(Collected data entries)
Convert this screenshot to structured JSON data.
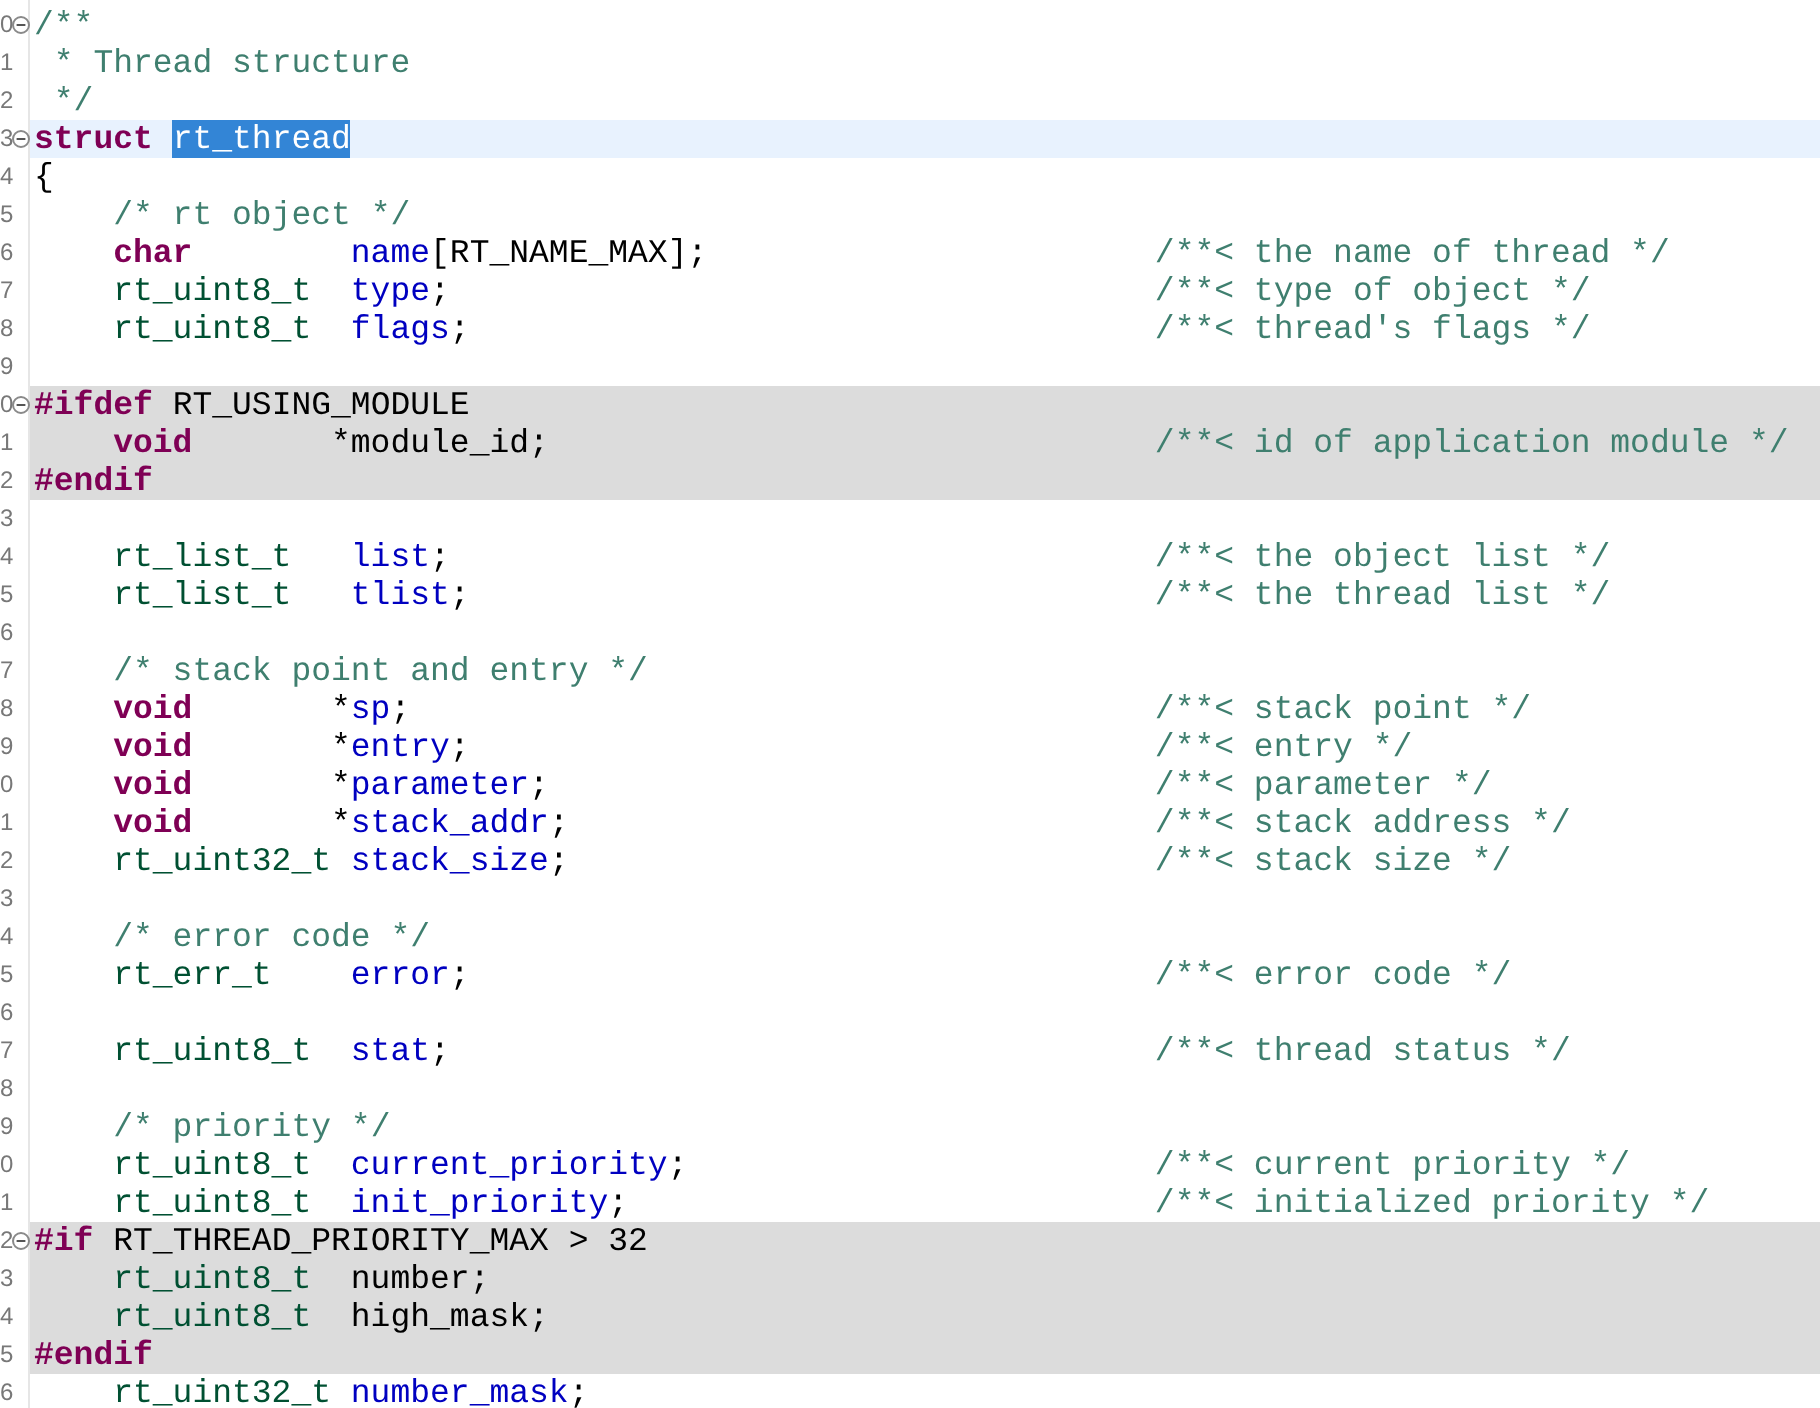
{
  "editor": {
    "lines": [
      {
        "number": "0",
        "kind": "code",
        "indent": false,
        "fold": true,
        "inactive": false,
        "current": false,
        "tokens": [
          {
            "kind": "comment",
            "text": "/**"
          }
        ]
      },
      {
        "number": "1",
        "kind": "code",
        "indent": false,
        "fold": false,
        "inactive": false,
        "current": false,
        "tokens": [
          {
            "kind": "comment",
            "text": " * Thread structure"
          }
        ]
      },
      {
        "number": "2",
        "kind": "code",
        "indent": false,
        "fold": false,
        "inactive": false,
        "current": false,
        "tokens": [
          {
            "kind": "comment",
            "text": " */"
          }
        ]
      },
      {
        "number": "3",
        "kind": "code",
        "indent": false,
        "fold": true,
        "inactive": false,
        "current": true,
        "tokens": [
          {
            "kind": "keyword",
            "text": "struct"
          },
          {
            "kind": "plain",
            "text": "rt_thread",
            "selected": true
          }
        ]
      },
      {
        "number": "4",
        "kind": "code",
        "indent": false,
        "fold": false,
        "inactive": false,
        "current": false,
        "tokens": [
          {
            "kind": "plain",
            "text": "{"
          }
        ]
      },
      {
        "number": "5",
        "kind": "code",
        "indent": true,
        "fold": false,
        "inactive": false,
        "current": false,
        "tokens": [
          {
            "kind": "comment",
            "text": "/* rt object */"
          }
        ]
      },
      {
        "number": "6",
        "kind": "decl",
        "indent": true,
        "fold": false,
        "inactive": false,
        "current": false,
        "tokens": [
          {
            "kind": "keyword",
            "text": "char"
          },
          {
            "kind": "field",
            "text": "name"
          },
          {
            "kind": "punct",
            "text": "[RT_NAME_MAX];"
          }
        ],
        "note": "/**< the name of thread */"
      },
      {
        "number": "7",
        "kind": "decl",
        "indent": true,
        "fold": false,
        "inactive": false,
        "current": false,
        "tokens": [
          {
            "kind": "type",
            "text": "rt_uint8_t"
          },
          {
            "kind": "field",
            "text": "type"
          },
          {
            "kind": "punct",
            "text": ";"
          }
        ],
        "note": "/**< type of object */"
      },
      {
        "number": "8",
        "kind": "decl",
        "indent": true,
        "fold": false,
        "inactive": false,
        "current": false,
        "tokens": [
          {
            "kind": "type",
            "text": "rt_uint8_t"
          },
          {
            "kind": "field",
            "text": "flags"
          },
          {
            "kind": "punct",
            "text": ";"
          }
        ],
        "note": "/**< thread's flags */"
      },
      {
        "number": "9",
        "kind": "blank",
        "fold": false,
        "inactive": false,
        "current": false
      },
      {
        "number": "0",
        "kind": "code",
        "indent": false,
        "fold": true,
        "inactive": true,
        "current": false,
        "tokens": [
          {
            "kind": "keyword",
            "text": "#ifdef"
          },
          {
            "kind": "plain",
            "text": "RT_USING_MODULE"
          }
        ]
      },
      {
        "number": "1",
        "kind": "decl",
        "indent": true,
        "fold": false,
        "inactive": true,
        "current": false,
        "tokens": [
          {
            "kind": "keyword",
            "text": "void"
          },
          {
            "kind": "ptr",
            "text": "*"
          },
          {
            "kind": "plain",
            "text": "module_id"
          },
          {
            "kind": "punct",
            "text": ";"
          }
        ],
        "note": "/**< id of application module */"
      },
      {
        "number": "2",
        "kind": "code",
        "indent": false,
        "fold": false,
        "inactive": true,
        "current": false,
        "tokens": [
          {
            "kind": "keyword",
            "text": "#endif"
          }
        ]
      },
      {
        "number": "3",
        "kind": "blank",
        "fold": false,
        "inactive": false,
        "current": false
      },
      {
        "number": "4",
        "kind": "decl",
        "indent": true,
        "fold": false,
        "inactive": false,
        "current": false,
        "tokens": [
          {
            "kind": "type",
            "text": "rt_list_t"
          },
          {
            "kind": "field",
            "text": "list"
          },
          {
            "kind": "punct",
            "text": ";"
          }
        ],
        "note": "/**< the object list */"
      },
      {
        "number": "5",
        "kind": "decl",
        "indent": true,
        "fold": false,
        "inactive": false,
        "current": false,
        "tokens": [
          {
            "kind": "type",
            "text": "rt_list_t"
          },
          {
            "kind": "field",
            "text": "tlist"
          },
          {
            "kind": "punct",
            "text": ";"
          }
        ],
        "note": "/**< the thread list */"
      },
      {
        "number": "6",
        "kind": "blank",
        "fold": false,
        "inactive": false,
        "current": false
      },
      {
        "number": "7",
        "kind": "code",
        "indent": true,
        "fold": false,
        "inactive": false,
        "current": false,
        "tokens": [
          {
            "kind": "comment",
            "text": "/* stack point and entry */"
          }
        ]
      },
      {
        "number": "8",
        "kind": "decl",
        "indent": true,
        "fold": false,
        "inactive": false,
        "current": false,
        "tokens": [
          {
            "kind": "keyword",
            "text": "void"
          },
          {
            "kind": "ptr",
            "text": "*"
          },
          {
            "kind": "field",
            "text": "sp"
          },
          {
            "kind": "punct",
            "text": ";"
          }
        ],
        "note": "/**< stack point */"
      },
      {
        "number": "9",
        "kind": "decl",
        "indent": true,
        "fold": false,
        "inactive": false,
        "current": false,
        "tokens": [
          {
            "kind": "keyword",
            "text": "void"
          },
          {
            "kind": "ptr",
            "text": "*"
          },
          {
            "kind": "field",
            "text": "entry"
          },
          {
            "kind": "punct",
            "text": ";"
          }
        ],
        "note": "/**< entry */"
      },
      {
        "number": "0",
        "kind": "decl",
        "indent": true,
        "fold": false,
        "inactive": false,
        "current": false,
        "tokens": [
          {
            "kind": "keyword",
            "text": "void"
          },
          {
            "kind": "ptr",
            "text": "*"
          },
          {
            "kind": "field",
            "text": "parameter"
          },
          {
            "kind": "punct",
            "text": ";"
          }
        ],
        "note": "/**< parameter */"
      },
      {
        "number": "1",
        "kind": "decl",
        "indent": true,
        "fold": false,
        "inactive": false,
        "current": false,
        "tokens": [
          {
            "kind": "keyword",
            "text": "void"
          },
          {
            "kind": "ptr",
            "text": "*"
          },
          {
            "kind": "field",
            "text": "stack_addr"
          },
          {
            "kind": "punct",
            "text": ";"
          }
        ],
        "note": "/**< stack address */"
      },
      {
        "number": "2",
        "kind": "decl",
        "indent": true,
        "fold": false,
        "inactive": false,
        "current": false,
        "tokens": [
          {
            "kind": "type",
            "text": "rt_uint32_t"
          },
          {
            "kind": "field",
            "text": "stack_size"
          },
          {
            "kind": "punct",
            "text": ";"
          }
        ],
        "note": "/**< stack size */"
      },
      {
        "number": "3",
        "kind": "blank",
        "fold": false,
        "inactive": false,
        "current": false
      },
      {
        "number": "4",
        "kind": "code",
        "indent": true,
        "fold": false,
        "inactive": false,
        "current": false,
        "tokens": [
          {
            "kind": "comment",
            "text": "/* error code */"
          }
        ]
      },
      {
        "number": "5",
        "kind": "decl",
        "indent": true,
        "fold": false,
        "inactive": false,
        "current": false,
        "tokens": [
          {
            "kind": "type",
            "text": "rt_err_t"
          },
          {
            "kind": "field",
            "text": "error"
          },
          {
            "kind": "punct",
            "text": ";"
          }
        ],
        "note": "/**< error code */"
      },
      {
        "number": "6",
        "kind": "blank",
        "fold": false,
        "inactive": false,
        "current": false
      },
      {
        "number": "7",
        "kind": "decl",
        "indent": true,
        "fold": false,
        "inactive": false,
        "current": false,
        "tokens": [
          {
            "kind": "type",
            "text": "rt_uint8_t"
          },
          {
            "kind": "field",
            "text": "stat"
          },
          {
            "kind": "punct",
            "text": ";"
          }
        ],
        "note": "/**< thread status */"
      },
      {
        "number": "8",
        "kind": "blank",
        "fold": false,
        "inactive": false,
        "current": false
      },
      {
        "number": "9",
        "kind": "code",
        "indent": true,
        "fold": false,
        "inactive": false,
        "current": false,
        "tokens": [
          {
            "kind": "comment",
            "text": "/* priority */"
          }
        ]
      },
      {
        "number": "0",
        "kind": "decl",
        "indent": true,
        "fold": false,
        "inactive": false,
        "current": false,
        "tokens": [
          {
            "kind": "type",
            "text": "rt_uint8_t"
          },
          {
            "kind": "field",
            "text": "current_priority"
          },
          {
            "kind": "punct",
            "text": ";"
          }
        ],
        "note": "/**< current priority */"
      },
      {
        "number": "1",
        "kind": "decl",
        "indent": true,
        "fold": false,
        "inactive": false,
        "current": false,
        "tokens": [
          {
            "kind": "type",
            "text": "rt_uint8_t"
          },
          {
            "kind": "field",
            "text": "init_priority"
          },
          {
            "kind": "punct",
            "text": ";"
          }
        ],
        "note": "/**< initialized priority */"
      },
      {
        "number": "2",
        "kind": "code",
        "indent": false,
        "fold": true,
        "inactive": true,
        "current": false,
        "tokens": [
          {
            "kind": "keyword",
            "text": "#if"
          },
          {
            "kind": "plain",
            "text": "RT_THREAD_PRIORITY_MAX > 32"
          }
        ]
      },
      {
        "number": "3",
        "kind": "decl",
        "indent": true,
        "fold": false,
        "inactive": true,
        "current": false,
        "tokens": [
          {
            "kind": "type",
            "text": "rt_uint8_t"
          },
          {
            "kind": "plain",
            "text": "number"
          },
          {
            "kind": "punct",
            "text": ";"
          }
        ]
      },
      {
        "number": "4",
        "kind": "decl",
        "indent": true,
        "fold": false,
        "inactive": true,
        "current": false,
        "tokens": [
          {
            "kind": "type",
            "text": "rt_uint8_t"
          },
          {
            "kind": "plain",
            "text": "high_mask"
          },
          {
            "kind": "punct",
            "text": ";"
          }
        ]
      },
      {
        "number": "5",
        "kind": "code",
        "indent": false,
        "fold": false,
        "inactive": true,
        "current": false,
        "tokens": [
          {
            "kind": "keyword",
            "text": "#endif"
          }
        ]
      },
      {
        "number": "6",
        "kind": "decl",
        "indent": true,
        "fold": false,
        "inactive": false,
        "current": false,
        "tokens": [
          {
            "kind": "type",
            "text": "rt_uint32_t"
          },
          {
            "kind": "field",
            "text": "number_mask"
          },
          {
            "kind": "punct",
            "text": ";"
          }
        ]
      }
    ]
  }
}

> [Brief]: Which lines of the data above contain "point"? Copy each one.

> [Written solution]:
            "text": "/* stack point and entry */"
        "note": "/**< stack point */"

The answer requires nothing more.